_MATERIAL TO PROCESS_
* * * * * * *

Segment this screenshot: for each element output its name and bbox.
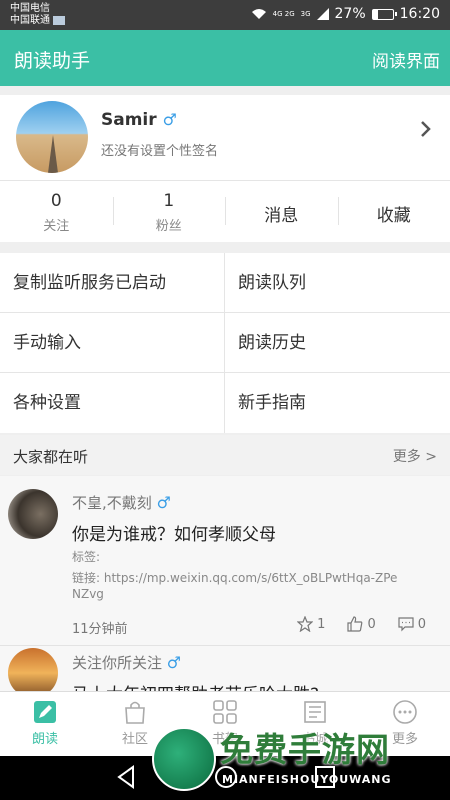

* * * * * * *

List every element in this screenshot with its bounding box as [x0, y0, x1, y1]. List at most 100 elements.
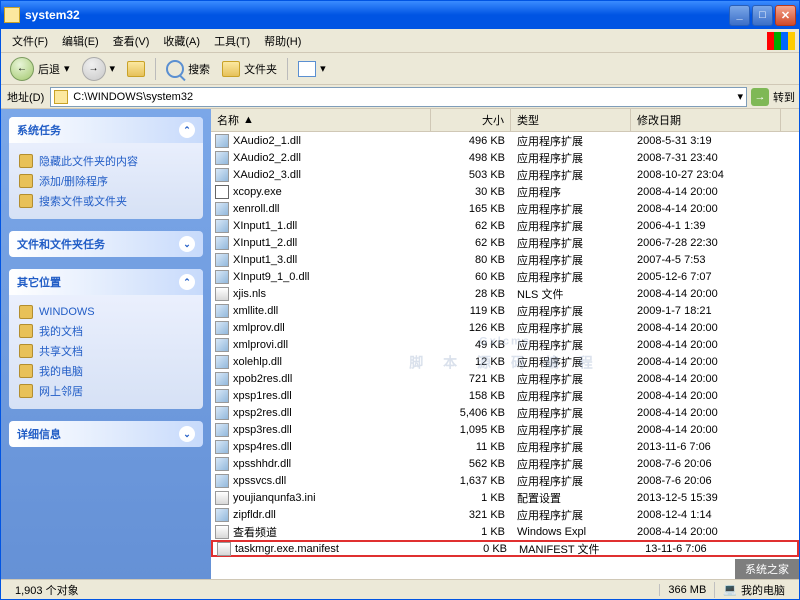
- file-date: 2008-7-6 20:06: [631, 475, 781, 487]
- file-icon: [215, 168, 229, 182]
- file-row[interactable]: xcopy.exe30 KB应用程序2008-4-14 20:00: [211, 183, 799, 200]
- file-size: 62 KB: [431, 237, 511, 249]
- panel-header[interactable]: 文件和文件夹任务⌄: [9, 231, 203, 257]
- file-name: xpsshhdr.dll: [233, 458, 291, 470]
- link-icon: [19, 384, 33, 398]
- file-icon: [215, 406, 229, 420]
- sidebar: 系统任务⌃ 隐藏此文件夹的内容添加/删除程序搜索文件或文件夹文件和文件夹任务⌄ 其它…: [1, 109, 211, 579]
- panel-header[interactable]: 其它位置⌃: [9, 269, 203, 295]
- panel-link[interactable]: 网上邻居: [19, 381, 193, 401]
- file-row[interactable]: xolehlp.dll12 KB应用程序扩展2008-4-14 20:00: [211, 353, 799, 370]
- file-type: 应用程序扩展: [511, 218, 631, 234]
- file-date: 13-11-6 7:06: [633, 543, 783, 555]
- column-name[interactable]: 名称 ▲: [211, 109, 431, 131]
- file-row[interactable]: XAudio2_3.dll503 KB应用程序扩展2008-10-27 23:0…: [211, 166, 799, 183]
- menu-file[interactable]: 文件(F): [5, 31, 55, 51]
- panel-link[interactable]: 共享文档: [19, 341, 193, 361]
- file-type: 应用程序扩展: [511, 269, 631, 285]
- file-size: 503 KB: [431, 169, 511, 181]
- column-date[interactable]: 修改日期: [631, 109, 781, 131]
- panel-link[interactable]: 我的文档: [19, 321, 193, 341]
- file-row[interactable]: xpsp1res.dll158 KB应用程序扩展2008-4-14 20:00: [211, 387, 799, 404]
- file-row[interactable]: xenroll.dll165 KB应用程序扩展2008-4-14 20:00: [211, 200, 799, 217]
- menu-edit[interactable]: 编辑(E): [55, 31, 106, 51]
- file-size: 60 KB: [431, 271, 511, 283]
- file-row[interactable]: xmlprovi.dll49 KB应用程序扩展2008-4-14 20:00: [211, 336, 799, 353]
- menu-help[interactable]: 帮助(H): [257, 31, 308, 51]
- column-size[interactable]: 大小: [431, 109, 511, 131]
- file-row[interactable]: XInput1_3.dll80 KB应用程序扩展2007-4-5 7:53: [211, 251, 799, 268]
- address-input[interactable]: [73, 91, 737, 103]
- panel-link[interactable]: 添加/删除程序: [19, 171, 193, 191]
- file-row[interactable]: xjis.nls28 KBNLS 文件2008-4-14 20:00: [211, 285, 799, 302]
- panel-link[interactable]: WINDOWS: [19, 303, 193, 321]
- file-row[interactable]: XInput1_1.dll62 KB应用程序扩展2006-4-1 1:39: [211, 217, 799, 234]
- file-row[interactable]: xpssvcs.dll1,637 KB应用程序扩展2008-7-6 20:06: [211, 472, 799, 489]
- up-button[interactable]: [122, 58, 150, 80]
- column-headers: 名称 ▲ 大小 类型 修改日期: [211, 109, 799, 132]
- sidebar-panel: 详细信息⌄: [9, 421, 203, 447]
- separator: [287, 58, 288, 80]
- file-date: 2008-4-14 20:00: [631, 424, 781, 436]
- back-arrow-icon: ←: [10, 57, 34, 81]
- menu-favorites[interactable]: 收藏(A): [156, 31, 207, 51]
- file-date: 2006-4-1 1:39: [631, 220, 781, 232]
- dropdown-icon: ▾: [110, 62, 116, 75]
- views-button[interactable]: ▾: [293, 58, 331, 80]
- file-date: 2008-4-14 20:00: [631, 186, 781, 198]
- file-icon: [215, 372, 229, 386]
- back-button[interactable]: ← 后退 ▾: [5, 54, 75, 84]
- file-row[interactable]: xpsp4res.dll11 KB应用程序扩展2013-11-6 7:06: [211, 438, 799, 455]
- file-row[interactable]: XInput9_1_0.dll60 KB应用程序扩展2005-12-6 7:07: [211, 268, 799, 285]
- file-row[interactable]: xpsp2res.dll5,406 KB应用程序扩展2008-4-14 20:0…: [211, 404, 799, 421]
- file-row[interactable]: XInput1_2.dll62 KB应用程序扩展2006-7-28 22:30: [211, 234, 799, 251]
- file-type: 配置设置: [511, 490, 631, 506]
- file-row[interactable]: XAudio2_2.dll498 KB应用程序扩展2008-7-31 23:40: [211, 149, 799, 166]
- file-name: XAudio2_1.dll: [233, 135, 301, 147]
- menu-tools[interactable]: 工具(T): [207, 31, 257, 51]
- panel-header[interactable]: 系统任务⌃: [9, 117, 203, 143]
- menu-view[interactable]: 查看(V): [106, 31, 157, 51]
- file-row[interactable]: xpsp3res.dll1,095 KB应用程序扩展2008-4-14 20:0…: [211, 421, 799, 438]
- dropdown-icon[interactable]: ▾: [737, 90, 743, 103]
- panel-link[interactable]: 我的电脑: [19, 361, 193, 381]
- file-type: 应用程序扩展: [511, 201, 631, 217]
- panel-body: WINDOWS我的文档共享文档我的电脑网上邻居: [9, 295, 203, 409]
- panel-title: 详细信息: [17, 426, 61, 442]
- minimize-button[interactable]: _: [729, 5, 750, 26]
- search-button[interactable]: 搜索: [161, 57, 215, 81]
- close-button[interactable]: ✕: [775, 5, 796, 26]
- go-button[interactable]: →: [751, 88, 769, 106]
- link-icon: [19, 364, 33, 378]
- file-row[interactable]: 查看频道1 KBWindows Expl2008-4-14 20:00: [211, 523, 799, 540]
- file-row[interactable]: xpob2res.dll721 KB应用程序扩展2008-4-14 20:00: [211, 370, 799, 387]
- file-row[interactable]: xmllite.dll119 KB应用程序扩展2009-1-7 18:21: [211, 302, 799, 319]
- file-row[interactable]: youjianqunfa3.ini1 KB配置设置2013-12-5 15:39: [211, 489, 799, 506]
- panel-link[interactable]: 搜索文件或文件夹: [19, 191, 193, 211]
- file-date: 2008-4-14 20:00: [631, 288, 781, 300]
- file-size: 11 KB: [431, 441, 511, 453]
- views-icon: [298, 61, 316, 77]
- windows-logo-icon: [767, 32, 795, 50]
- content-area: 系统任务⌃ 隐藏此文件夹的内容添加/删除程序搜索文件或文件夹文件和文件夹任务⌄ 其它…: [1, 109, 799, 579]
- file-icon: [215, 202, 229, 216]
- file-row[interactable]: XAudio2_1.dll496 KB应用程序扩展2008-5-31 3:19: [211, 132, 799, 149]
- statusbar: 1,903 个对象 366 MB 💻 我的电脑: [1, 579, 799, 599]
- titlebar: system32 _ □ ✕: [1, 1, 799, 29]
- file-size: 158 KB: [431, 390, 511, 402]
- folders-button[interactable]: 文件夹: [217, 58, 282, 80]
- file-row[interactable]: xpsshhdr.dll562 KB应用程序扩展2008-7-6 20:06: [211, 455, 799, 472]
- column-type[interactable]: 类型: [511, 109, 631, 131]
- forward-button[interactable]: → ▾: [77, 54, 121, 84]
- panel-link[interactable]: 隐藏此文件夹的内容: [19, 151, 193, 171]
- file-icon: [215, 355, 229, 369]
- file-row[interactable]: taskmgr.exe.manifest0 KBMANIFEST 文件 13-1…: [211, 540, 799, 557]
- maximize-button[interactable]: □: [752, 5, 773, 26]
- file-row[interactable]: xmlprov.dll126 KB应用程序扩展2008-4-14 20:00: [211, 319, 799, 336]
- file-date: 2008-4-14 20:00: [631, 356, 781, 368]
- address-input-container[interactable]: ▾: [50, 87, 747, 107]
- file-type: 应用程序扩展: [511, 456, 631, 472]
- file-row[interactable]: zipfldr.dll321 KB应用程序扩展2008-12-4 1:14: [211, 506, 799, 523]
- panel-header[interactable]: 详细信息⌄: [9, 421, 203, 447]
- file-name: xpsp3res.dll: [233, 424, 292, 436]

* * * * * * *

Turn the material from the line with "List every element" to the line with "- file-size: 62 KB: [431, 237, 511, 249]", both included, into a numbered list, skipping blank lines and leaving out the pictures.

1. List every element in this screenshot with its bounding box as [x0, y0, x1, y1]. List at most 100 elements.
2. - file-date: 2008-7-6 20:06: [631, 475, 781, 487]
3. - file-icon: [215, 168, 229, 182]
4. - file-row[interactable]: xcopy.exe30 KB应用程序2008-4-14 20:00: [211, 183, 799, 200]
5. - file-size: 62 KB: [431, 237, 511, 249]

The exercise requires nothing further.